__Written instruction__:
Your job is to restate each entry word for word.

__Listing__:
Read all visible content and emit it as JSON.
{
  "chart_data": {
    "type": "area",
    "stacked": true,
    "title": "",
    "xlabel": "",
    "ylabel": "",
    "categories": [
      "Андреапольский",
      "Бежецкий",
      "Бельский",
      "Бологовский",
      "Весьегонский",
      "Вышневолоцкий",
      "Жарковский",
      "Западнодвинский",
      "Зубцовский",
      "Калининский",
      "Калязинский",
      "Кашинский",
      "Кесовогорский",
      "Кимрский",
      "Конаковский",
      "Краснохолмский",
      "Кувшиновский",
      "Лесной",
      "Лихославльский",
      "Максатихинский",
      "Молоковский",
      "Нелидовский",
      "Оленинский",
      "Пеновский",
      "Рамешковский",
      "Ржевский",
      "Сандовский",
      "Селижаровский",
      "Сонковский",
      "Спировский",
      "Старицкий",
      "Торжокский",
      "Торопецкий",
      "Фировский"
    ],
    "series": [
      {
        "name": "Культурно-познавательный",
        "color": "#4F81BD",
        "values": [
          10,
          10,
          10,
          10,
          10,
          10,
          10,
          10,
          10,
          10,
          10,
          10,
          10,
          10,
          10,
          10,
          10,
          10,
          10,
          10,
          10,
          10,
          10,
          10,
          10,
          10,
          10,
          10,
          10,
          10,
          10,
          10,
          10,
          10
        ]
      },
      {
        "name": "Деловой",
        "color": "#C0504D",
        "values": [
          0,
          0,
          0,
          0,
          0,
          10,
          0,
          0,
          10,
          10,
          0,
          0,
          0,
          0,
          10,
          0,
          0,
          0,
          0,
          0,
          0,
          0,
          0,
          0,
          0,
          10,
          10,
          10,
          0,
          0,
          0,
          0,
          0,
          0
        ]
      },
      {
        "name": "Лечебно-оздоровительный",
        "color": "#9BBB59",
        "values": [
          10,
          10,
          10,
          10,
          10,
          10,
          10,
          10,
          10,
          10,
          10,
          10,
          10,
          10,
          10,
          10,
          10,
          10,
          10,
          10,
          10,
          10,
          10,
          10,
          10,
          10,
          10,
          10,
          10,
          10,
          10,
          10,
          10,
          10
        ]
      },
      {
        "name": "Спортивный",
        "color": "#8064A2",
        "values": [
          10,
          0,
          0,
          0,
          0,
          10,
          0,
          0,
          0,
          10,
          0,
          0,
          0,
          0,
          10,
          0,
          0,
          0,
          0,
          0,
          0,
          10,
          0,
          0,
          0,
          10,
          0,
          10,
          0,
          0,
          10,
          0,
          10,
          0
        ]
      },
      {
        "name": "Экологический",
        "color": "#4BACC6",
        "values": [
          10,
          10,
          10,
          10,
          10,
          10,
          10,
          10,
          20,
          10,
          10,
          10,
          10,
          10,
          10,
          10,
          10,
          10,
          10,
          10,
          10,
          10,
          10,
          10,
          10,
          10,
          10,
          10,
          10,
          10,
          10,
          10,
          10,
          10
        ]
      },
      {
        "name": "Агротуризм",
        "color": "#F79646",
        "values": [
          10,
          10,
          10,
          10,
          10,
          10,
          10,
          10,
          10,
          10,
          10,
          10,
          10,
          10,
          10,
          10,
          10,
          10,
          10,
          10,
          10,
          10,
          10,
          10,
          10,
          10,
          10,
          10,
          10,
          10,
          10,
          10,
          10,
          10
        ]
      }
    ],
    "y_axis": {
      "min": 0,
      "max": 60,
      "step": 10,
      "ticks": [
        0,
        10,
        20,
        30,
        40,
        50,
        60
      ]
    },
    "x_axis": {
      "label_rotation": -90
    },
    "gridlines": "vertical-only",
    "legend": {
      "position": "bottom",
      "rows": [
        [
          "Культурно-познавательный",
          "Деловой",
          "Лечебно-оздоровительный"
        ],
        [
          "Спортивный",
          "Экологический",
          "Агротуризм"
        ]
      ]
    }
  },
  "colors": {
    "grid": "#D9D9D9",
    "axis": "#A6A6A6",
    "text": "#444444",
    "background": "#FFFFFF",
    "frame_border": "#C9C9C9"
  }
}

__Solution to this exercise__:
Read all visible content and emit it as JSON.
{
  "chart_data": {
    "type": "area",
    "stacked": true,
    "title": "",
    "xlabel": "",
    "ylabel": "",
    "categories": [
      "Андреапольский",
      "Бежецкий",
      "Бельский",
      "Бологовский",
      "Весьегонский",
      "Вышневолоцкий",
      "Жарковский",
      "Западнодвинский",
      "Зубцовский",
      "Калининский",
      "Калязинский",
      "Кашинский",
      "Кесовогорский",
      "Кимрский",
      "Конаковский",
      "Краснохолмский",
      "Кувшиновский",
      "Лесной",
      "Лихославльский",
      "Максатихинский",
      "Молоковский",
      "Нелидовский",
      "Оленинский",
      "Пеновский",
      "Рамешковский",
      "Ржевский",
      "Сандовский",
      "Селижаровский",
      "Сонковский",
      "Спировский",
      "Старицкий",
      "Торжокский",
      "Торопецкий",
      "Фировский"
    ],
    "series": [
      {
        "name": "Культурно-познавательный",
        "color": "#4F81BD",
        "values": [
          10,
          10,
          10,
          10,
          10,
          10,
          10,
          10,
          10,
          10,
          10,
          10,
          10,
          10,
          10,
          10,
          10,
          10,
          10,
          10,
          10,
          10,
          10,
          10,
          10,
          10,
          10,
          10,
          10,
          10,
          10,
          10,
          10,
          10
        ]
      },
      {
        "name": "Деловой",
        "color": "#C0504D",
        "values": [
          0,
          0,
          0,
          0,
          0,
          10,
          0,
          0,
          10,
          10,
          0,
          0,
          0,
          0,
          10,
          0,
          0,
          0,
          0,
          0,
          0,
          0,
          0,
          0,
          0,
          10,
          10,
          10,
          0,
          0,
          0,
          0,
          0,
          0
        ]
      },
      {
        "name": "Лечебно-оздоровительный",
        "color": "#9BBB59",
        "values": [
          10,
          10,
          10,
          10,
          10,
          10,
          10,
          10,
          10,
          10,
          10,
          10,
          10,
          10,
          10,
          10,
          10,
          10,
          10,
          10,
          10,
          10,
          10,
          10,
          10,
          10,
          10,
          10,
          10,
          10,
          10,
          10,
          10,
          10
        ]
      },
      {
        "name": "Спортивный",
        "color": "#8064A2",
        "values": [
          10,
          0,
          0,
          0,
          0,
          10,
          0,
          0,
          0,
          10,
          0,
          0,
          0,
          0,
          10,
          0,
          0,
          0,
          0,
          0,
          0,
          10,
          0,
          0,
          0,
          10,
          0,
          10,
          0,
          0,
          10,
          0,
          10,
          0
        ]
      },
      {
        "name": "Экологический",
        "color": "#4BACC6",
        "values": [
          10,
          10,
          10,
          10,
          10,
          10,
          10,
          10,
          20,
          10,
          10,
          10,
          10,
          10,
          10,
          10,
          10,
          10,
          10,
          10,
          10,
          10,
          10,
          10,
          10,
          10,
          10,
          10,
          10,
          10,
          10,
          10,
          10,
          10
        ]
      },
      {
        "name": "Агротуризм",
        "color": "#F79646",
        "values": [
          10,
          10,
          10,
          10,
          10,
          10,
          10,
          10,
          10,
          10,
          10,
          10,
          10,
          10,
          10,
          10,
          10,
          10,
          10,
          10,
          10,
          10,
          10,
          10,
          10,
          10,
          10,
          10,
          10,
          10,
          10,
          10,
          10,
          10
        ]
      }
    ],
    "y_axis": {
      "min": 0,
      "max": 60,
      "step": 10,
      "ticks": [
        0,
        10,
        20,
        30,
        40,
        50,
        60
      ]
    },
    "x_axis": {
      "label_rotation": -90
    },
    "gridlines": "vertical-only",
    "legend": {
      "position": "bottom",
      "rows": [
        [
          "Культурно-познавательный",
          "Деловой",
          "Лечебно-оздоровительный"
        ],
        [
          "Спортивный",
          "Экологический",
          "Агротуризм"
        ]
      ]
    }
  },
  "colors": {
    "grid": "#D9D9D9",
    "axis": "#A6A6A6",
    "text": "#444444",
    "background": "#FFFFFF",
    "frame_border": "#C9C9C9"
  }
}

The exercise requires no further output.